Copy each of the entries below word for word, omitting the pictures.
[start Dataset]
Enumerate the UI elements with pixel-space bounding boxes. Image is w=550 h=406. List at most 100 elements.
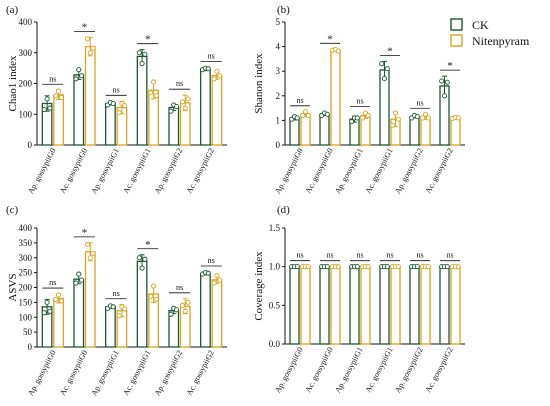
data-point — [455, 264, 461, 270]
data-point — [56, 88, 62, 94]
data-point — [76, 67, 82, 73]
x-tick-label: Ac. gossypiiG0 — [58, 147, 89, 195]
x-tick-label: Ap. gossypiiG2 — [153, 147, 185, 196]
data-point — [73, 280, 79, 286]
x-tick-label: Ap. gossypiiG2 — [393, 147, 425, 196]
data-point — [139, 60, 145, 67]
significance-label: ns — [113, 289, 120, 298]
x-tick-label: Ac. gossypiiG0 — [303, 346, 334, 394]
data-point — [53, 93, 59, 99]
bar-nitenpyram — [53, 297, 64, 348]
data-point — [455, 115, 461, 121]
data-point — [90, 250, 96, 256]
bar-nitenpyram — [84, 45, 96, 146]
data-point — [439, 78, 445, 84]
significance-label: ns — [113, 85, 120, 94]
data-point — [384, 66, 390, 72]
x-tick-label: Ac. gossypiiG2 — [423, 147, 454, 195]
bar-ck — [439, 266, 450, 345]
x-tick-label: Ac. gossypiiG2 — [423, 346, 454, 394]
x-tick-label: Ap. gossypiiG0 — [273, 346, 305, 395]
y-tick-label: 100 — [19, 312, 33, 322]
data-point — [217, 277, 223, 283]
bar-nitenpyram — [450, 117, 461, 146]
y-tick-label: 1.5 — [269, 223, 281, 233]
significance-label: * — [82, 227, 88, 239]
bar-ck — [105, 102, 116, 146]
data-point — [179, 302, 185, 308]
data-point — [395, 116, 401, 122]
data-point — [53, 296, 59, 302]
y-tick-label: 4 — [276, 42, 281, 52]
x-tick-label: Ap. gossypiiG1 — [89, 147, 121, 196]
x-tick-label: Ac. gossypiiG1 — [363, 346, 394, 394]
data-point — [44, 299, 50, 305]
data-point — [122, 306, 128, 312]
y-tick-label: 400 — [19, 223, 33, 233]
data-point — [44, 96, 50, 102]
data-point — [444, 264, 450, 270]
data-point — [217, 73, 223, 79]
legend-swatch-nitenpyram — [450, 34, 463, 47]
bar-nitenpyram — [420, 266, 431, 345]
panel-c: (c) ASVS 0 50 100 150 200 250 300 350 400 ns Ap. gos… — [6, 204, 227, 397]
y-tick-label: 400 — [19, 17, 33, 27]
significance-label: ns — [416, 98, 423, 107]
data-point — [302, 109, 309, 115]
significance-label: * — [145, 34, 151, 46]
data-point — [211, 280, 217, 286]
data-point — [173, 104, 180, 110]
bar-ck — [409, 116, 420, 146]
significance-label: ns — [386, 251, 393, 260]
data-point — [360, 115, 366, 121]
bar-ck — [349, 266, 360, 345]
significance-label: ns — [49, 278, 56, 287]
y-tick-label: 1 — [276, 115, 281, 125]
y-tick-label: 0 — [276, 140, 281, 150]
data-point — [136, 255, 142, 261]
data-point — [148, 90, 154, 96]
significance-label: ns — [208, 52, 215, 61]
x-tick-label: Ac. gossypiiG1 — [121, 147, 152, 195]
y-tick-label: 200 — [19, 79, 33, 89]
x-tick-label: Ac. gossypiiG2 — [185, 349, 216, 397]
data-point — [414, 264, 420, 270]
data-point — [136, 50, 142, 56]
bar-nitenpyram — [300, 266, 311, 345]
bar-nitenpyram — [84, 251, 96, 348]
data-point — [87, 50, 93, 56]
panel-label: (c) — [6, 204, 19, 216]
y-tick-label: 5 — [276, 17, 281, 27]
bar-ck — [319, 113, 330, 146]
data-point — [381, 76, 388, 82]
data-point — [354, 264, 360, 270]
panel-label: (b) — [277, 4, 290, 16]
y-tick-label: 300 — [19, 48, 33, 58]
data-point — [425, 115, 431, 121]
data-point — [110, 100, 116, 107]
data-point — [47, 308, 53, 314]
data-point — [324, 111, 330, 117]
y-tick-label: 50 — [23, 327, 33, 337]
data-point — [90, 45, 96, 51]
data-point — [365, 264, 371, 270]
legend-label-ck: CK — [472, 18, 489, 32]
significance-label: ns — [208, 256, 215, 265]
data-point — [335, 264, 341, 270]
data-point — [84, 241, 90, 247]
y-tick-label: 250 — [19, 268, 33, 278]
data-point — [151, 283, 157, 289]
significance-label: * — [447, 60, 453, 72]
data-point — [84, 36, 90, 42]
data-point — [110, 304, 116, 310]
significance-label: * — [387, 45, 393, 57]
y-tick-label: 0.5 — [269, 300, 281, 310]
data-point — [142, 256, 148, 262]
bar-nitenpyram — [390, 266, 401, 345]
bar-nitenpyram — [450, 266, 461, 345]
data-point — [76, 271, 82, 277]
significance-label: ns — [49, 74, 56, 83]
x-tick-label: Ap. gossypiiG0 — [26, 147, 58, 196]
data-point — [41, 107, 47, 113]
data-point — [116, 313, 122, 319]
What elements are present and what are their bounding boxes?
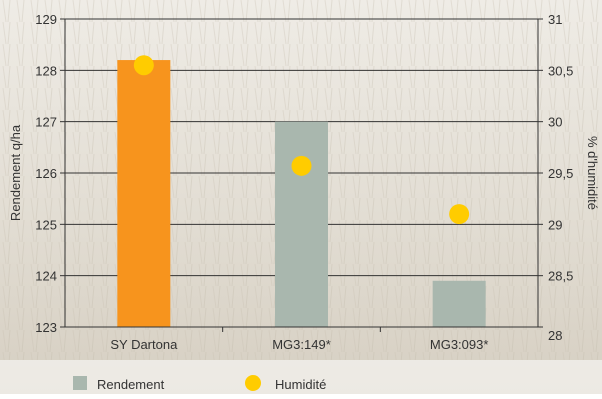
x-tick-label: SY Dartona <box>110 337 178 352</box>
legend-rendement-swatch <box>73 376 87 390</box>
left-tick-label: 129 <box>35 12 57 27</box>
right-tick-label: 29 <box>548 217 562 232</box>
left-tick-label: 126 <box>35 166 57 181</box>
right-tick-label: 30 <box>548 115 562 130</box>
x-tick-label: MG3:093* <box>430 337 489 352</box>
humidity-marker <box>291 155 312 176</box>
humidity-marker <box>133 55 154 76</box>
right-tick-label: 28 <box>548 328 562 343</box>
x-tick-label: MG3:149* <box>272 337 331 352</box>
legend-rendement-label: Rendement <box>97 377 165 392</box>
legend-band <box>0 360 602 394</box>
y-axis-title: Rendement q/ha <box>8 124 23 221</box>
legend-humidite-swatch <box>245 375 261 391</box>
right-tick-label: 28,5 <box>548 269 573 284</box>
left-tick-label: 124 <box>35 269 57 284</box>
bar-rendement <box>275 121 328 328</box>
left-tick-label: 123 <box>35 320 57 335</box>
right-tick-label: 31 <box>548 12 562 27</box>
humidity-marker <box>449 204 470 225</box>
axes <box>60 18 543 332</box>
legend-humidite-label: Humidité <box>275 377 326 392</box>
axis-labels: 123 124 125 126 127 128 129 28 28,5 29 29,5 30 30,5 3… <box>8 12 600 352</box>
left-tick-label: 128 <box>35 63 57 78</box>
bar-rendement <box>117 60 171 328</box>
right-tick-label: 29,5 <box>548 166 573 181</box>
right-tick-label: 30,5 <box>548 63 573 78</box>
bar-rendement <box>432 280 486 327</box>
[end Dataset]
=== Result of the exercise ===
Enumerate the UI elements with pixel-space bounding boxes. Image is w=550 h=406. List at most 100 elements.
data-point — [455, 264, 461, 270]
data-point — [56, 88, 62, 94]
data-point — [76, 67, 82, 73]
x-tick-label: Ac. gossypiiG0 — [58, 147, 89, 195]
x-tick-label: Ap. gossypiiG2 — [153, 147, 185, 196]
data-point — [73, 280, 79, 286]
x-tick-label: Ap. gossypiiG2 — [393, 147, 425, 196]
data-point — [139, 60, 145, 67]
significance-label: ns — [113, 289, 120, 298]
x-tick-label: Ac. gossypiiG0 — [303, 346, 334, 394]
data-point — [53, 93, 59, 99]
bar-nitenpyram — [53, 297, 64, 348]
data-point — [455, 115, 461, 121]
data-point — [90, 250, 96, 256]
bar-nitenpyram — [84, 45, 96, 146]
data-point — [439, 78, 445, 84]
significance-label: ns — [113, 85, 120, 94]
data-point — [384, 66, 390, 72]
x-tick-label: Ac. gossypiiG2 — [423, 147, 454, 195]
bar-ck — [439, 266, 450, 345]
x-tick-label: Ac. gossypiiG2 — [423, 346, 454, 394]
x-tick-label: Ap. gossypiiG0 — [273, 346, 305, 395]
y-tick-label: 100 — [19, 312, 33, 322]
data-point — [217, 277, 223, 283]
bar-nitenpyram — [450, 117, 461, 146]
y-tick-label: 1.5 — [269, 223, 281, 233]
significance-label: * — [82, 227, 88, 239]
bar-ck — [105, 102, 116, 146]
data-point — [179, 302, 185, 308]
data-point — [395, 116, 401, 122]
data-point — [53, 296, 59, 302]
y-tick-label: 4 — [276, 42, 281, 52]
x-tick-label: Ap. gossypiiG1 — [89, 147, 121, 196]
x-tick-label: Ac. gossypiiG1 — [363, 346, 394, 394]
data-point — [44, 299, 50, 305]
data-point — [122, 306, 128, 312]
y-tick-label: 400 — [19, 223, 33, 233]
data-point — [44, 96, 50, 102]
data-point — [444, 264, 450, 270]
data-point — [217, 73, 223, 79]
legend-swatch-nitenpyram — [450, 34, 463, 47]
bar-nitenpyram — [420, 266, 431, 345]
panel-c: (c) ASVS 0 50 100 150 200 250 300 350 400 ns Ap. gos… — [6, 204, 227, 397]
y-tick-label: 400 — [19, 17, 33, 27]
significance-label: ns — [416, 98, 423, 107]
data-point — [302, 109, 309, 115]
significance-label: * — [145, 34, 151, 46]
data-point — [211, 280, 217, 286]
data-point — [173, 104, 180, 110]
bar-ck — [409, 116, 420, 146]
significance-label: ns — [386, 251, 393, 260]
data-point — [360, 115, 366, 121]
bar-ck — [349, 266, 360, 345]
significance-label: ns — [49, 278, 56, 287]
y-tick-label: 1 — [276, 115, 281, 125]
y-tick-label: 0 — [276, 140, 281, 150]
data-point — [136, 255, 142, 261]
data-point — [148, 90, 154, 96]
significance-label: ns — [208, 52, 215, 61]
x-tick-label: Ac. gossypiiG1 — [121, 147, 152, 195]
y-tick-label: 200 — [19, 79, 33, 89]
x-tick-label: Ac. gossypiiG2 — [185, 349, 216, 397]
data-point — [414, 264, 420, 270]
data-point — [136, 50, 142, 56]
bar-nitenpyram — [300, 266, 311, 345]
bar-nitenpyram — [84, 251, 96, 348]
data-point — [87, 50, 93, 56]
panel-label: (c) — [6, 204, 19, 216]
y-tick-label: 5 — [276, 17, 281, 27]
bar-ck — [319, 113, 330, 146]
data-point — [381, 76, 388, 82]
data-point — [354, 264, 360, 270]
panel-label: (b) — [277, 4, 290, 16]
y-tick-label: 300 — [19, 48, 33, 58]
data-point — [425, 115, 431, 121]
data-point — [110, 100, 116, 107]
data-point — [47, 308, 53, 314]
data-point — [324, 111, 330, 117]
y-tick-label: 50 — [23, 327, 33, 337]
data-point — [90, 45, 96, 51]
data-point — [365, 264, 371, 270]
legend-label-ck: CK — [472, 18, 489, 32]
significance-label: ns — [208, 256, 215, 265]
data-point — [335, 264, 341, 270]
data-point — [84, 241, 90, 247]
y-tick-label: 250 — [19, 268, 33, 278]
data-point — [151, 283, 157, 289]
significance-label: * — [447, 60, 453, 72]
data-point — [84, 36, 90, 42]
data-point — [110, 304, 116, 310]
significance-label: * — [387, 45, 393, 57]
y-tick-label: 0.5 — [269, 300, 281, 310]
data-point — [142, 256, 148, 262]
bar-nitenpyram — [390, 266, 401, 345]
bar-nitenpyram — [450, 266, 461, 345]
data-point — [76, 271, 82, 277]
significance-label: ns — [49, 74, 56, 83]
x-tick-label: Ap. gossypiiG0 — [26, 147, 58, 196]
data-point — [41, 107, 47, 113]
data-point — [116, 313, 122, 319]
What elements are present and what are their bounding boxes?
x-tick-label: SY Dartona <box>110 337 178 352</box>
legend-rendement-swatch <box>73 376 87 390</box>
left-tick-label: 129 <box>35 12 57 27</box>
right-tick-label: 29 <box>548 217 562 232</box>
left-tick-label: 126 <box>35 166 57 181</box>
right-tick-label: 30 <box>548 115 562 130</box>
x-tick-label: MG3:093* <box>430 337 489 352</box>
humidity-marker <box>291 155 312 176</box>
humidity-marker <box>133 55 154 76</box>
right-tick-label: 28 <box>548 328 562 343</box>
x-tick-label: MG3:149* <box>272 337 331 352</box>
legend-rendement-label: Rendement <box>97 377 165 392</box>
legend-band <box>0 360 602 394</box>
y-axis-title: Rendement q/ha <box>8 124 23 221</box>
legend-humidite-swatch <box>245 375 261 391</box>
right-tick-label: 28,5 <box>548 269 573 284</box>
left-tick-label: 124 <box>35 269 57 284</box>
bar-rendement <box>275 121 328 328</box>
left-tick-label: 123 <box>35 320 57 335</box>
right-tick-label: 31 <box>548 12 562 27</box>
humidity-marker <box>449 204 470 225</box>
axes <box>60 18 543 332</box>
legend-humidite-label: Humidité <box>275 377 326 392</box>
axis-labels: 123 124 125 126 127 128 129 28 28,5 29 29,5 30 30,5 3… <box>8 12 600 352</box>
left-tick-label: 128 <box>35 63 57 78</box>
bar-rendement <box>117 60 171 328</box>
right-tick-label: 29,5 <box>548 166 573 181</box>
right-tick-label: 30,5 <box>548 63 573 78</box>
bar-rendement <box>432 280 486 327</box>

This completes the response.